→ EXTRACT
With trips to London came increasing sophistication and a wide exposure to theatre, well-performed. In a real sense my first divas were actresses like Janet Suzman, Susan Fleetwood, Maggie Smith and Joan Plowright. Unlike music this was something I could do, and I memorized the seating plans and histories of Broadway theatres, tramped off to acting lessons at HB Studios and spent my allowance at the TKTS booth ($8 for a Broadway show). The more I knew, however, the less I enjoyed (A Critic is Born) and the riper I became for an operatic awakening.
Strangely enough, though my parents had taken me to Shakespeare and Gilbert and Sullivan and all manner of theatre, they were very gingerly about opera, perhaps because my older siblings had been so quivocal about it--my sister's comment upon successive viewings of Boheme and Traviata was, "It's the same opera, she dies in the end." (With Moffo in both casts she was doubtless correct. ) Sills in Roberto Devereux (1971) I had enjoyed, but only as a dramatic performance. My first Met outing that year (an Arroyo/Domingo/Milnes/Giaotti/Schippers Ernani I'd love to hear today) left me bored and puzzled.
The misery of adolescence--from which all my parents' books and records could not protect me a whit-- readied me for opera. When the first thunderbolt struck, at 15 in 1975, I was all too well aware with Sills' Elvira that to love meant to cry. I don't know what I would make of that PURITANI today but Sills was electrifying in pain and exultation, with the whole audience "with" her through the evening. I saw and admired and craved the gift of riveting a crowd; if personal happiness was unthinkable at least one could communicate. My own dramatic efforts at this time took on the strain of this ambition, each demonstration of operatic power upping the stakes. Haunted by Bellinian cantilena I poured my soul into English class readings of Richard II and Becket, making crescendos and whispering and attempting feats of breath control. (Less happily, I tried to writhe through a Spoon River Anthology staging with the intensity of Maralin Niska in Salome.) Other performances that year that fueled my imagination: Brooks as Violetta, Hines as Boris (utterly magnificent), Jones as Leonore, Caballe and Verrett in Norma, Dunn as Amneris and von Stade as Penelope. Awestruck as I remained at the sheer fact of singing, I began to know the repertory; to make comparisons; to note that famous singers did not always sing well -- alas, to gain the understanding that passeth love.

→ ENTRIES SUPPLIED
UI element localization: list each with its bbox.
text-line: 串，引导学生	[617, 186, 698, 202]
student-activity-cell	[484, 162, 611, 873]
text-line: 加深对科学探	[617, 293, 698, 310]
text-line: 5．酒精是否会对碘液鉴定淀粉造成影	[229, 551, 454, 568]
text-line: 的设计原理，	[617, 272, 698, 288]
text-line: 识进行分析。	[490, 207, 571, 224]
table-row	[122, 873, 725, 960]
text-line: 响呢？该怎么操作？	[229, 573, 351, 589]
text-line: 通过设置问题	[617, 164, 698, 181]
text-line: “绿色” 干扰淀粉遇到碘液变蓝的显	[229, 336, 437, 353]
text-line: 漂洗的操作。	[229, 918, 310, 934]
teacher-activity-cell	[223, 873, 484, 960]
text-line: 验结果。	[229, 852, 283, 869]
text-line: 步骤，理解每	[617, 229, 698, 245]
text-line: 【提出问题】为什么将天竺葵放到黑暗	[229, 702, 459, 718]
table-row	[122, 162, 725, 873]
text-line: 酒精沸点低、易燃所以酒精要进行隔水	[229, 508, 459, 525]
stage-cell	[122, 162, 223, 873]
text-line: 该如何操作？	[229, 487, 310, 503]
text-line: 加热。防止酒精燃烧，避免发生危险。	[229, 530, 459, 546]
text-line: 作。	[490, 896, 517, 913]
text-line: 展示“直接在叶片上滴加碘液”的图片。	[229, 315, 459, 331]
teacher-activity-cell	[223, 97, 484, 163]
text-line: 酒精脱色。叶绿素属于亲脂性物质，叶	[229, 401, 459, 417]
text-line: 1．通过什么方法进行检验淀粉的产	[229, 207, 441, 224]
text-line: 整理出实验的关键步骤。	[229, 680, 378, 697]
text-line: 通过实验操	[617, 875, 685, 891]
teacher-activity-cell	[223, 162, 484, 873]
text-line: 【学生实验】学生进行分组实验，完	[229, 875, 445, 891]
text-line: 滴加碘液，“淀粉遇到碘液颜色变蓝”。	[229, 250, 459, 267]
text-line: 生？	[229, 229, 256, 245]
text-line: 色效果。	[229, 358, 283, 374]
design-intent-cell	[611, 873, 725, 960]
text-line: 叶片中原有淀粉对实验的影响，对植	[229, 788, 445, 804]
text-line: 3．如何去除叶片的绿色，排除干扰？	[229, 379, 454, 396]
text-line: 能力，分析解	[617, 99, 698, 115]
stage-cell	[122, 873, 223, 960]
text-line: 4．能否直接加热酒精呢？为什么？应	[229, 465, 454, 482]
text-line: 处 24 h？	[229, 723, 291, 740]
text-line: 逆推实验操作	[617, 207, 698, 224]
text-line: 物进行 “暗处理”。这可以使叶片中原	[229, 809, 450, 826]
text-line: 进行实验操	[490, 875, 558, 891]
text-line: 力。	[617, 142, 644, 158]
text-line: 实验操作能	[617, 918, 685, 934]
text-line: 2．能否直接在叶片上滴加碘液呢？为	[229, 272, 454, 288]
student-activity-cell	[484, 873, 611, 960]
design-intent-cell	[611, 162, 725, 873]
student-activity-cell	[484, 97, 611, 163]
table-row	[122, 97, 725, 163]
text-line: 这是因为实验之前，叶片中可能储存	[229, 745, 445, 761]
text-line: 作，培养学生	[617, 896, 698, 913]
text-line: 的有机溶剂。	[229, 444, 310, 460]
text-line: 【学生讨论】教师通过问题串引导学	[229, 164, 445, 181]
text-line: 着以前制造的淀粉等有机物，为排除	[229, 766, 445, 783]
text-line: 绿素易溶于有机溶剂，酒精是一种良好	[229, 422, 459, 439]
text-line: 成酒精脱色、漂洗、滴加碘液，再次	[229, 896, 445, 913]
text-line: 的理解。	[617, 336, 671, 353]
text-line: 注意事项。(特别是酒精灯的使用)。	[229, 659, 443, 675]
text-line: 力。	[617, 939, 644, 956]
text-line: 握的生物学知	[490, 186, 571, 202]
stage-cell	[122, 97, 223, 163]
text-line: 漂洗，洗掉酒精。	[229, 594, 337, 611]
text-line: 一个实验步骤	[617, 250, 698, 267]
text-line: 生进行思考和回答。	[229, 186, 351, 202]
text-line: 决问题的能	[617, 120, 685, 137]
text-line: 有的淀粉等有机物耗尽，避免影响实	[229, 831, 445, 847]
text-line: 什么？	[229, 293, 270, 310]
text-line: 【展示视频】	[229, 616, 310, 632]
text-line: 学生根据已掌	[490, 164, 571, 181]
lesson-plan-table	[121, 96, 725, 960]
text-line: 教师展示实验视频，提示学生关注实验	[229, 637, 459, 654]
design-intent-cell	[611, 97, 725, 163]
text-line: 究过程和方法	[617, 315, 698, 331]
* * *
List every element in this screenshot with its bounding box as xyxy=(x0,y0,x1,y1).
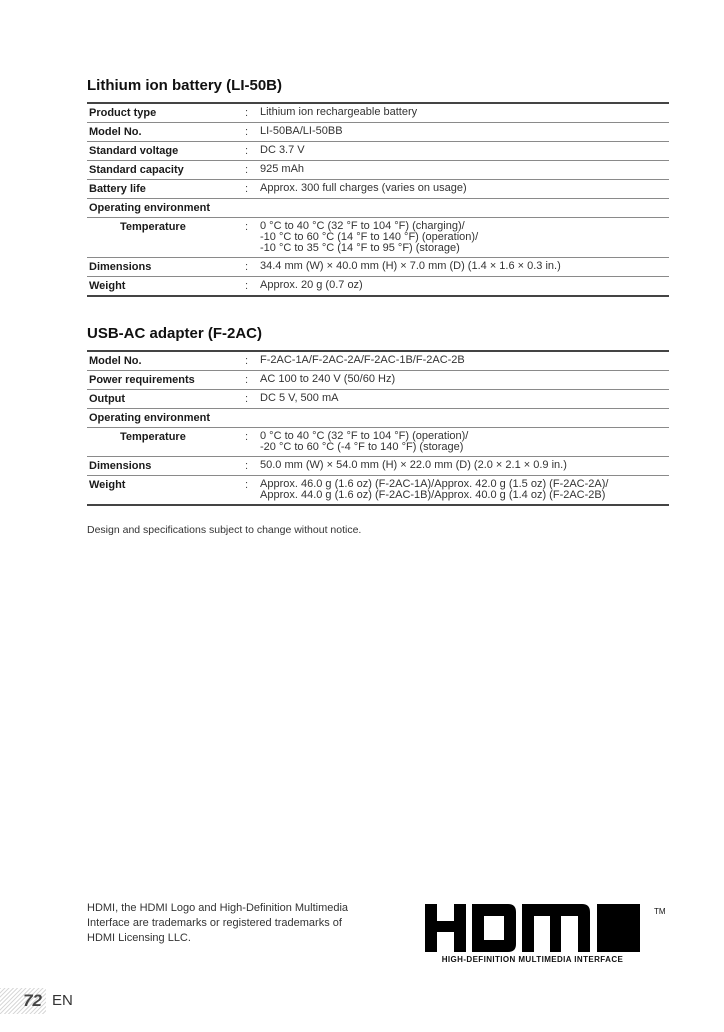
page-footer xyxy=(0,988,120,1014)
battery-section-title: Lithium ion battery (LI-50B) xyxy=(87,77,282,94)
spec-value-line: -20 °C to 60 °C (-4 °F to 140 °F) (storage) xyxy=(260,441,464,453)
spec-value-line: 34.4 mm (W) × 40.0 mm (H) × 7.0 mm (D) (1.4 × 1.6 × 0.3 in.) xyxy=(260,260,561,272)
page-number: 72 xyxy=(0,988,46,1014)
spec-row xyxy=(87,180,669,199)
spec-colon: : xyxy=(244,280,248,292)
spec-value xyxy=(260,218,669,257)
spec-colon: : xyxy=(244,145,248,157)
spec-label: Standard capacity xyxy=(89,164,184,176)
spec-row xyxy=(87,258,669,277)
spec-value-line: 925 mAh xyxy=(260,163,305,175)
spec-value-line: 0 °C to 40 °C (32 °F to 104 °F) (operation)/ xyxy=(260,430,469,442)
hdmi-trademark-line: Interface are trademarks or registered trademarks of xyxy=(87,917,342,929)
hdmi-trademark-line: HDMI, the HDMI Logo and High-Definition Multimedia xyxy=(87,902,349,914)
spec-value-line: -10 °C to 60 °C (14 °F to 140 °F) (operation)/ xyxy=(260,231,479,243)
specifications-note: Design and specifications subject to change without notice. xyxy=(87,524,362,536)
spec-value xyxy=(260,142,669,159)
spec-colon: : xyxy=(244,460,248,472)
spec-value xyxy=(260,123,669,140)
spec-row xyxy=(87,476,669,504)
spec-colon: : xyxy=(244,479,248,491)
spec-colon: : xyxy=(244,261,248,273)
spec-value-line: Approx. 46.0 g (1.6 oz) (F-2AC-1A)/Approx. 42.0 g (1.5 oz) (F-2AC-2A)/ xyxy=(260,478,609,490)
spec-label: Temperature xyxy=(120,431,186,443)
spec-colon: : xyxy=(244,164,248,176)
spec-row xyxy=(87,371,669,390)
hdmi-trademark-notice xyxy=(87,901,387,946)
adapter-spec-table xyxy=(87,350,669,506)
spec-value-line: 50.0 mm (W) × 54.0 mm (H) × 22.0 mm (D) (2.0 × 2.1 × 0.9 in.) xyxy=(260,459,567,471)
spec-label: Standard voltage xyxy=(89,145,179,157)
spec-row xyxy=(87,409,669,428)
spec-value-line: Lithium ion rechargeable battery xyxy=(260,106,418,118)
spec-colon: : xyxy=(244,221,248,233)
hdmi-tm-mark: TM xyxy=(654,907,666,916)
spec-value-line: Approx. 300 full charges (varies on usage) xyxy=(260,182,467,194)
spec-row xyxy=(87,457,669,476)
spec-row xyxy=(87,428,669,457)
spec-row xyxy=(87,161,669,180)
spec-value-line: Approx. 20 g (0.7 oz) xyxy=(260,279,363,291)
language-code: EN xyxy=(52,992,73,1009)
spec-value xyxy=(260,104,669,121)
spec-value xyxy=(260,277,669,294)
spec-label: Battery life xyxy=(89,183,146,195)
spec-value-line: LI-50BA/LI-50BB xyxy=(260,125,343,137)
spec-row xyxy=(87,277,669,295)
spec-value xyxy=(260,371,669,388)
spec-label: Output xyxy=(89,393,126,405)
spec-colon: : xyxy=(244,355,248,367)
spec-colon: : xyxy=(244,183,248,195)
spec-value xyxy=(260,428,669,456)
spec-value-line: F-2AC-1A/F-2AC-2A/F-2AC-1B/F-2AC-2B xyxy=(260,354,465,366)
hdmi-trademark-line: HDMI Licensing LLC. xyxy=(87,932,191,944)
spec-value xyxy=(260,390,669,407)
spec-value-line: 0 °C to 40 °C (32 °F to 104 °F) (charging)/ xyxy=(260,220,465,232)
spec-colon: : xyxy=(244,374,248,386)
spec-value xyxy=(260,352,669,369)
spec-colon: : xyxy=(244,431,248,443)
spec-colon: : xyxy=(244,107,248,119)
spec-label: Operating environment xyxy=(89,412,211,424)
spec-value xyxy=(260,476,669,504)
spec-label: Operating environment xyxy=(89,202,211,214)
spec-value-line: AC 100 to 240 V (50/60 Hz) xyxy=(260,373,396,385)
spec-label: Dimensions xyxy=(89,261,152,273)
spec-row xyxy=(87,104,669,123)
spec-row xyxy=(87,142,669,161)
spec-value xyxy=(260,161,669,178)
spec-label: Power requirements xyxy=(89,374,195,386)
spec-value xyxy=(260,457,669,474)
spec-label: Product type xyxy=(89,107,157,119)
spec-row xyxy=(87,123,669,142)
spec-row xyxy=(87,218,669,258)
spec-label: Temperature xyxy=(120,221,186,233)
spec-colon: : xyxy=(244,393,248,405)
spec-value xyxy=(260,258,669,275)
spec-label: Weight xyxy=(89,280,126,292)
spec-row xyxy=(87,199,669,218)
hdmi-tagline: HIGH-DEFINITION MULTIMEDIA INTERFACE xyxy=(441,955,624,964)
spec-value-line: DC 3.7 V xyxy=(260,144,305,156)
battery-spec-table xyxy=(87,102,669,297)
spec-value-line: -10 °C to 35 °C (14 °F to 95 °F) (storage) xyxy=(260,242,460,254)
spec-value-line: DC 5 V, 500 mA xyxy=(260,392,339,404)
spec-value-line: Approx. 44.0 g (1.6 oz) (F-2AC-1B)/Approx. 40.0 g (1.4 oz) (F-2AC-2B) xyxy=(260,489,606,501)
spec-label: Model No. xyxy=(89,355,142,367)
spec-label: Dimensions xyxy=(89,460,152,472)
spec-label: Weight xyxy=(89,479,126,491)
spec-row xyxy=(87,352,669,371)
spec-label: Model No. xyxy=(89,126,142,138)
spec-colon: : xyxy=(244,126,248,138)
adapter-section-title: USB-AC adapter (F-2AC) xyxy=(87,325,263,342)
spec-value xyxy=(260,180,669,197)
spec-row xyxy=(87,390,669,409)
---
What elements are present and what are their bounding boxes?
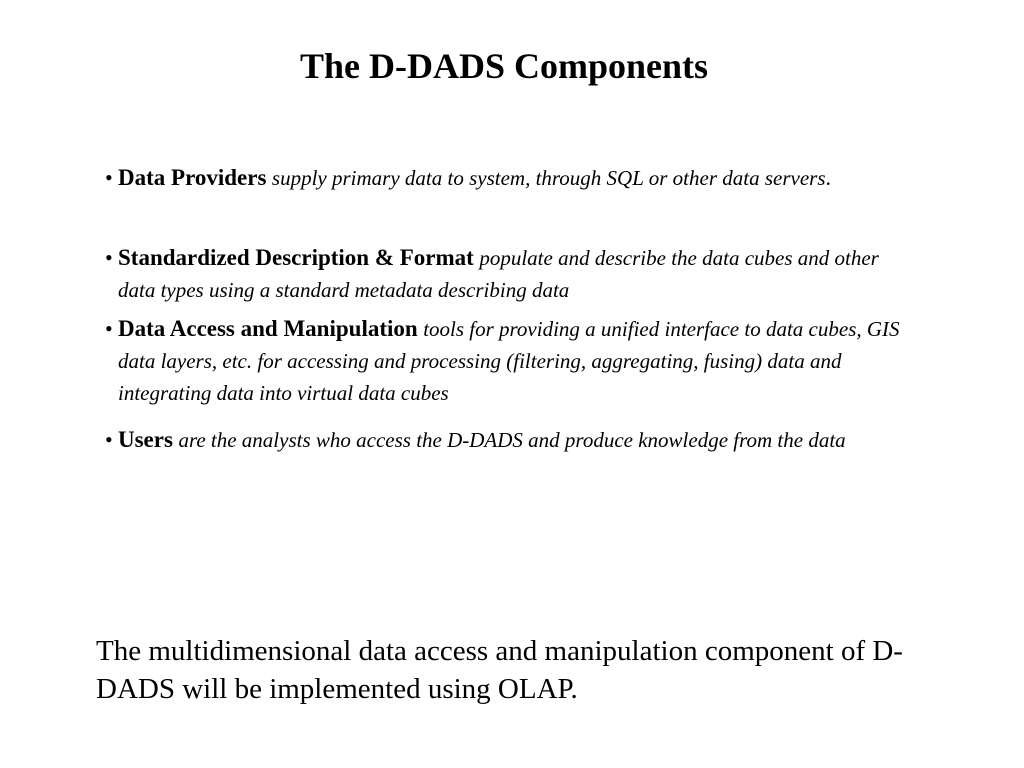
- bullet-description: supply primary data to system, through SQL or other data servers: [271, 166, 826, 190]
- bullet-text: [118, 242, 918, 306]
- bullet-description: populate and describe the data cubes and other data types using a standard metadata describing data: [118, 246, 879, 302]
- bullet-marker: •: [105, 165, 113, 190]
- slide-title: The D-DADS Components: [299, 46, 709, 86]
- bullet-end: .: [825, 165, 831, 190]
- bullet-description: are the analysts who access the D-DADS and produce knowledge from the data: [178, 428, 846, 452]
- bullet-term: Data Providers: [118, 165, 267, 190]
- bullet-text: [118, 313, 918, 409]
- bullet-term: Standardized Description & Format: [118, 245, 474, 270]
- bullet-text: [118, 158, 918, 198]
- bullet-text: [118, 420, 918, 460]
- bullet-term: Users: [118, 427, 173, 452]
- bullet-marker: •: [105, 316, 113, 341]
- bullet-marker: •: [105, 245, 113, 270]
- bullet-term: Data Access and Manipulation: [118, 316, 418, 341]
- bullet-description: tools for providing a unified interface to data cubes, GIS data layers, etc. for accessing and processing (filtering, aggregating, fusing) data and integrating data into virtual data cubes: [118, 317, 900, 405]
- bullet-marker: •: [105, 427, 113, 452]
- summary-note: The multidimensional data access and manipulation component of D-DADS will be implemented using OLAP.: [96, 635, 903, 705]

→ SET TASK 1
Condense the paragraph of the opera memoir that begins "With trips to London" into a shorter version that keeps its main facts.
→ SET TASK 2
Reproduce the stretch of the opera memoir from "With trips to" through "an operatic awakening.".

→ CORRECT OUTPUT 1
Trips to London made me more sophisticated and exposed me to well-performed theatre. My first divas were really actresses such as Janet Suzman, Susan Fleetwood, Maggie Smith and Joan Plowright. Since acting, unlike music, was something I could do, I memorized the seating plans and histories of Broadway theatres, took acting lessons at HB Studios and spent my allowance on $8 Broadway tickets at the TKTS booth. Yet the more I knew, the less I enjoyed, and the readier I became for an operatic awakening.

→ CORRECT OUTPUT 2
With trips to London came increasing sophistication and a wide exposure to theatre, well-performed. In a real sense my first divas were actresses like Janet Suzman, Susan Fleetwood, Maggie Smith and Joan Plowright. Unlike music this was something I could do, and I memorized the seating plans and histories of Broadway theatres, tramped off to acting lessons at HB Studios and spent my allowance at the TKTS booth ($8 for a Broadway show). The more I knew, however, the less I enjoyed (A Critic is Born) and the riper I became for an operatic awakening.